>> Start Source material

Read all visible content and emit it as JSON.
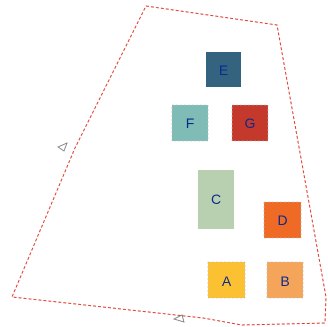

>> End Source material
>> Start Source material

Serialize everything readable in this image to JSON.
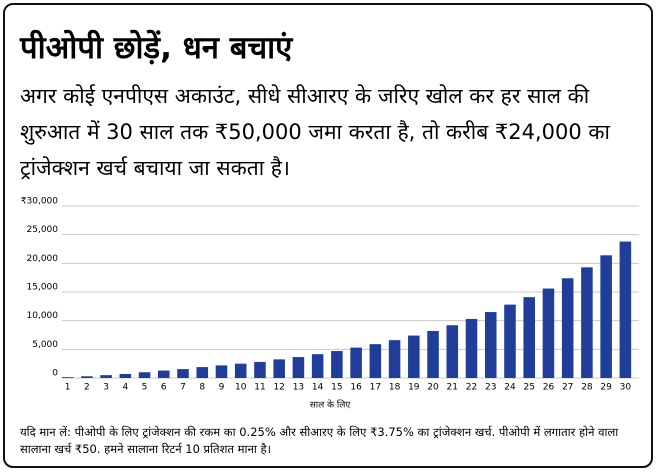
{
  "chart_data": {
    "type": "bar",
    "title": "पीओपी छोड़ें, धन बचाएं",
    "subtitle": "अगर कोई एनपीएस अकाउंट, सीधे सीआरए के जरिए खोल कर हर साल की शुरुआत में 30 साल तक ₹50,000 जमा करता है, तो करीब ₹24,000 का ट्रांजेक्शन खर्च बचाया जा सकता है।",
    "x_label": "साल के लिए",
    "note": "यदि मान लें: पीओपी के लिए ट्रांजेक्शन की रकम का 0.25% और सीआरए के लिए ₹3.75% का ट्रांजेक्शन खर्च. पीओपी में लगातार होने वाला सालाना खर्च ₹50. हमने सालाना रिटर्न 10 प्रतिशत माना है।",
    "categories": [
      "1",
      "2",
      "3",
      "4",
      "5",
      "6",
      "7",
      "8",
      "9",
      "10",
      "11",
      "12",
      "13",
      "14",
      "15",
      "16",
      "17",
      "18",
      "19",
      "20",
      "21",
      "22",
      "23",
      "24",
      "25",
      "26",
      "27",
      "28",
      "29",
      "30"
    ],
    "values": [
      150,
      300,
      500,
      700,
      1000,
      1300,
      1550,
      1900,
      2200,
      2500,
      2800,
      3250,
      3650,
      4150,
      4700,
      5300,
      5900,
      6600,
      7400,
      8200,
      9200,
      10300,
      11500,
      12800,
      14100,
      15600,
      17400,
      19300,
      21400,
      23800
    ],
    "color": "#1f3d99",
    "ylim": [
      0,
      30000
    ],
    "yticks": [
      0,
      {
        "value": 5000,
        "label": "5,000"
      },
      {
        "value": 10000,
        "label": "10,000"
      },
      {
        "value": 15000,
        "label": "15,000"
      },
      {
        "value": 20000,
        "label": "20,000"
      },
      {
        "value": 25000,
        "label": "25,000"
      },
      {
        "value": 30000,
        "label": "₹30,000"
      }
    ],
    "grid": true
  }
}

>> End Source material
>> Start Source material

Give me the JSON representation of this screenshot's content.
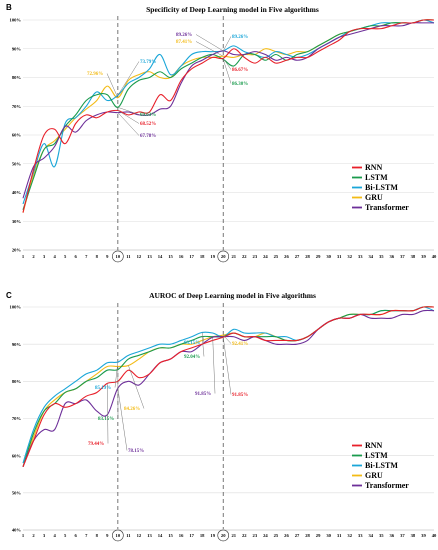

>> End Source material

§ Description of the task: Show all lines from the listing above in which "content" appears.

§ Result of this exercise:
Read all visible content and emit it as JSON.
Give me the JSON representation of this screenshot's content.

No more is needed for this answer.